##### Material shown #####
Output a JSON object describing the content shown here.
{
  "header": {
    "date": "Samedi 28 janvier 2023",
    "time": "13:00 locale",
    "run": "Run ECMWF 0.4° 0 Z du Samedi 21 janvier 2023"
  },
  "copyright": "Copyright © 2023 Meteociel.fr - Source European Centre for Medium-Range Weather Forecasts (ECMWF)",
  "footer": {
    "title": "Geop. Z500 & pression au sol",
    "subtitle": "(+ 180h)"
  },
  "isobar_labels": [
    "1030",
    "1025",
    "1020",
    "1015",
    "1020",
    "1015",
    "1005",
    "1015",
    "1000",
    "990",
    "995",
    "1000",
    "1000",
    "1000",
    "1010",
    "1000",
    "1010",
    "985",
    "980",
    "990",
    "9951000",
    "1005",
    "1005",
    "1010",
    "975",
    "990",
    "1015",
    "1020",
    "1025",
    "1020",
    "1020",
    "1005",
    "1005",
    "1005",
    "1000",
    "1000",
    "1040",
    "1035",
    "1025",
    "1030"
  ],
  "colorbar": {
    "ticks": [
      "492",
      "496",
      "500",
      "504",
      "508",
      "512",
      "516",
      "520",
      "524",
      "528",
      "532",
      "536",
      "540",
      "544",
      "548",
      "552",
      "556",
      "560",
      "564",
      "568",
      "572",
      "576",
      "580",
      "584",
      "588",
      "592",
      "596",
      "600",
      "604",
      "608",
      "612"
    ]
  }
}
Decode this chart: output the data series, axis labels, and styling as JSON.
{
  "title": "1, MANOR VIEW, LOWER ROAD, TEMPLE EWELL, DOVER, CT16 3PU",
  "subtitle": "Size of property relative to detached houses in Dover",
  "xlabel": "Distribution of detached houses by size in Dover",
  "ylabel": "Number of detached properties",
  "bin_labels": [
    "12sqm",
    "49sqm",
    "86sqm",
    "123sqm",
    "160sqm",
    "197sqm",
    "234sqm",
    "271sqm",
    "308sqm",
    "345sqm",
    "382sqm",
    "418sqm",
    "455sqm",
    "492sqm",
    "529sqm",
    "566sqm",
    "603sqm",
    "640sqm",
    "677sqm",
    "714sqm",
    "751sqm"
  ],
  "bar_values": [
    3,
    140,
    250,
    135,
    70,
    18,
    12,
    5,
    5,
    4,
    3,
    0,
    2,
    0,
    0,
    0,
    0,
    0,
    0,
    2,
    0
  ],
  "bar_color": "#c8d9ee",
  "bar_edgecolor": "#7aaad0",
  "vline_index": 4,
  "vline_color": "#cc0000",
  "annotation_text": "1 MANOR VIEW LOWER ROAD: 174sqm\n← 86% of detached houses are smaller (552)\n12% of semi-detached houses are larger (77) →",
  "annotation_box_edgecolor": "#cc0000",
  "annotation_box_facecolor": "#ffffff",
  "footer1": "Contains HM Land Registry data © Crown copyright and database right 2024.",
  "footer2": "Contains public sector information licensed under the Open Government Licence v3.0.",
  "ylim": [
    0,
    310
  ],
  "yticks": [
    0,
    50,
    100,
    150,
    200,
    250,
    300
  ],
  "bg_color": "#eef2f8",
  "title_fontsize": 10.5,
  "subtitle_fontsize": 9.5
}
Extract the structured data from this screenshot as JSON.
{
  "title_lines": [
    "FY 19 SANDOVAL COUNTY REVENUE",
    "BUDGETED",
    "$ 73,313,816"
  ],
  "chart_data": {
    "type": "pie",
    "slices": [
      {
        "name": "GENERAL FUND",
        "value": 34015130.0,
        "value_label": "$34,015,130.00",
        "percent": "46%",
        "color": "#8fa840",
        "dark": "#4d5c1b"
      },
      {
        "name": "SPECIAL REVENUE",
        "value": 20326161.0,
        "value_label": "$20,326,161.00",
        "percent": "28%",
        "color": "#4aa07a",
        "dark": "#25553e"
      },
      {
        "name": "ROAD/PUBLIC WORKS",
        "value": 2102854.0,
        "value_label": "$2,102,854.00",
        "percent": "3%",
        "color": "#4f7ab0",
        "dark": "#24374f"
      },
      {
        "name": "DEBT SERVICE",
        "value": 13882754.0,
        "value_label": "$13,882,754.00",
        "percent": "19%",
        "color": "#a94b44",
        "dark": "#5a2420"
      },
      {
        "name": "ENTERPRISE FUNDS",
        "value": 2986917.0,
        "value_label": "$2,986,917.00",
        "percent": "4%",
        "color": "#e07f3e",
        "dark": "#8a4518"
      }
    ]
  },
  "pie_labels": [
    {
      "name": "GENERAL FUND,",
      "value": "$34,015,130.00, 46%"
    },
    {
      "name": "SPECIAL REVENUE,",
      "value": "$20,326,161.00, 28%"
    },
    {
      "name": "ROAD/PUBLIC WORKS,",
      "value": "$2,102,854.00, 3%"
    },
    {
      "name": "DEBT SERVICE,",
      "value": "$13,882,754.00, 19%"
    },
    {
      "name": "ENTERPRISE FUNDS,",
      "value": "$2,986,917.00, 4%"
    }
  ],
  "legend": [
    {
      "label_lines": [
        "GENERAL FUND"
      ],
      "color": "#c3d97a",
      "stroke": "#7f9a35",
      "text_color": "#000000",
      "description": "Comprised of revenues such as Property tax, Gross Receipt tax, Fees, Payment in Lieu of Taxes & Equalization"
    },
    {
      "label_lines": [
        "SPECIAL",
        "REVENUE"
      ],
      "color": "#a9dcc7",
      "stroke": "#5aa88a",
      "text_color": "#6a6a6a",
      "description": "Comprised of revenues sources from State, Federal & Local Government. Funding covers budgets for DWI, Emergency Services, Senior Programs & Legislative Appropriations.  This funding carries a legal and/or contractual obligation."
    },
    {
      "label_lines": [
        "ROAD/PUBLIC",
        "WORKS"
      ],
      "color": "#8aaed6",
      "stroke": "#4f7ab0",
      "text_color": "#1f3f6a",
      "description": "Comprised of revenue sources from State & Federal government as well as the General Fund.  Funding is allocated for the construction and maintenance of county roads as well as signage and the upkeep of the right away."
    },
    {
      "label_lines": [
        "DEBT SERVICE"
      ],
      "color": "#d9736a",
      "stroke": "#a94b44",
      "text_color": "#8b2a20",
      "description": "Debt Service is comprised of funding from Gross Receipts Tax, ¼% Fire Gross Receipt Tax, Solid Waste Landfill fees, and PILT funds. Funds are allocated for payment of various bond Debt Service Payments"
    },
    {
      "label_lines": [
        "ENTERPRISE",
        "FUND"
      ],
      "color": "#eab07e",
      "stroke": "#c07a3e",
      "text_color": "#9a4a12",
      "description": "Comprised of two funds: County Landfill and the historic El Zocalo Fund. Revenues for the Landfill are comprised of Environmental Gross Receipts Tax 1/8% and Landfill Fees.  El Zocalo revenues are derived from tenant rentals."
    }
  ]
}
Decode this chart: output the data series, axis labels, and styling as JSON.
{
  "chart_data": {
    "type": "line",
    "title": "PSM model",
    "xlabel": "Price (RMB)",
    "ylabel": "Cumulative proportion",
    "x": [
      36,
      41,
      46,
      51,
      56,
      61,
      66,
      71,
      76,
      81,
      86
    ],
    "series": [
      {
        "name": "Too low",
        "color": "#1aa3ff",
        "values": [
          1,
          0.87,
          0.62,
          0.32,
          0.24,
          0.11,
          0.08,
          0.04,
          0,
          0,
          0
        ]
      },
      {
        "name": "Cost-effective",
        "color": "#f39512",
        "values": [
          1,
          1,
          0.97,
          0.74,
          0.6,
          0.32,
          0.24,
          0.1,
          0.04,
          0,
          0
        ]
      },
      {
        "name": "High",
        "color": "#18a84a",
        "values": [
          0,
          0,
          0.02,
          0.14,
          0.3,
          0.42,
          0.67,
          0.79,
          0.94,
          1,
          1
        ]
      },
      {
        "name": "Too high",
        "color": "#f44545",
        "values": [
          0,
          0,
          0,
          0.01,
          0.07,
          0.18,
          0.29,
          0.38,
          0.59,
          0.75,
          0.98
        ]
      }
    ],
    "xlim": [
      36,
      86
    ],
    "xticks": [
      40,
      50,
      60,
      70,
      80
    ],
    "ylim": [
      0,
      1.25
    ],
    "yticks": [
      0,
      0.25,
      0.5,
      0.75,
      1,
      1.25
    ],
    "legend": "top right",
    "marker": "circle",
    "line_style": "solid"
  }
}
#####
• [Problem to solve]:
Determine how many lines of the listing hold the word "State" and reply with that figure alone.

• [Completed exercise]:
2